Below are records to repeat exactly. Omit the pictures from the copy.

⁂

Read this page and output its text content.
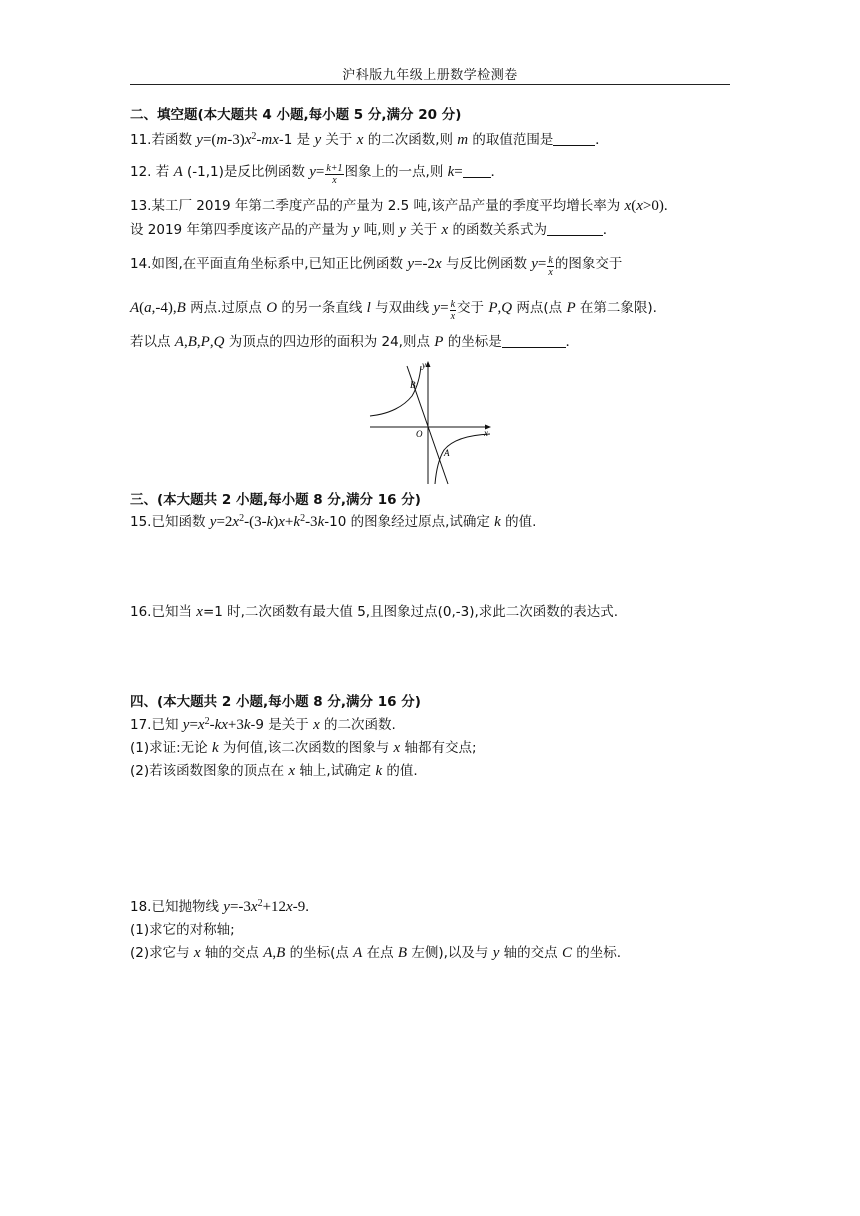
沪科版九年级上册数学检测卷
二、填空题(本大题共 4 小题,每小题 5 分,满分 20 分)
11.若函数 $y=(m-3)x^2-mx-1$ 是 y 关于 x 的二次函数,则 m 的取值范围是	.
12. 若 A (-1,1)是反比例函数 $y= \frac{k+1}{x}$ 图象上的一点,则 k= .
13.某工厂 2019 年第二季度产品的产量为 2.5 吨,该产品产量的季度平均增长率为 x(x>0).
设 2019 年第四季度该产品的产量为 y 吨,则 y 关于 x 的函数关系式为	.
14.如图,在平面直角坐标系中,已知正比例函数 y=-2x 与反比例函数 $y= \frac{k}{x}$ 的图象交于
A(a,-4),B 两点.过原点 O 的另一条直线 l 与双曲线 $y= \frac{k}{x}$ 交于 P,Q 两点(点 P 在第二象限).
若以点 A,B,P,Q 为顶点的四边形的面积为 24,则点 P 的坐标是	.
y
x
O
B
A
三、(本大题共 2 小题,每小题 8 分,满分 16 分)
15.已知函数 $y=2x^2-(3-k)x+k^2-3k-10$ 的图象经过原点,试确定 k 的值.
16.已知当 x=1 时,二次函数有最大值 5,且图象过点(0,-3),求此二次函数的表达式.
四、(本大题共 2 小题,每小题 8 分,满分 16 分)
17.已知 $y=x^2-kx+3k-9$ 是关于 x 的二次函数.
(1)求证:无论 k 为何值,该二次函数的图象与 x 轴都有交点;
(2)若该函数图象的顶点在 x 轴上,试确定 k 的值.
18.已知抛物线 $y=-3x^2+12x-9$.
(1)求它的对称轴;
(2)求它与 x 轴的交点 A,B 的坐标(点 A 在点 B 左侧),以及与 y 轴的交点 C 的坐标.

⁂

> _Correct result_
Read this page and output its text content.
沪科版九年级上册数学检测卷
二、填空题(本大题共 4 小题,每小题 5 分,满分 20 分)
11.若函数 $y=(m-3)x^2-mx-1$ 是 y 关于 x 的二次函数,则 m 的取值范围是	.
12. 若 A (-1,1)是反比例函数 $y= \frac{k+1}{x}$ 图象上的一点,则 k= .
13.某工厂 2019 年第二季度产品的产量为 2.5 吨,该产品产量的季度平均增长率为 x(x>0).
设 2019 年第四季度该产品的产量为 y 吨,则 y 关于 x 的函数关系式为	.
14.如图,在平面直角坐标系中,已知正比例函数 y=-2x 与反比例函数 $y= \frac{k}{x}$ 的图象交于
A(a,-4),B 两点.过原点 O 的另一条直线 l 与双曲线 $y= \frac{k}{x}$ 交于 P,Q 两点(点 P 在第二象限).
若以点 A,B,P,Q 为顶点的四边形的面积为 24,则点 P 的坐标是	.
y
x
O
B
A
三、(本大题共 2 小题,每小题 8 分,满分 16 分)
15.已知函数 $y=2x^2-(3-k)x+k^2-3k-10$ 的图象经过原点,试确定 k 的值.
16.已知当 x=1 时,二次函数有最大值 5,且图象过点(0,-3),求此二次函数的表达式.
四、(本大题共 2 小题,每小题 8 分,满分 16 分)
17.已知 $y=x^2-kx+3k-9$ 是关于 x 的二次函数.
(1)求证:无论 k 为何值,该二次函数的图象与 x 轴都有交点;
(2)若该函数图象的顶点在 x 轴上,试确定 k 的值.
18.已知抛物线 $y=-3x^2+12x-9$.
(1)求它的对称轴;
(2)求它与 x 轴的交点 A,B 的坐标(点 A 在点 B 左侧),以及与 y 轴的交点 C 的坐标.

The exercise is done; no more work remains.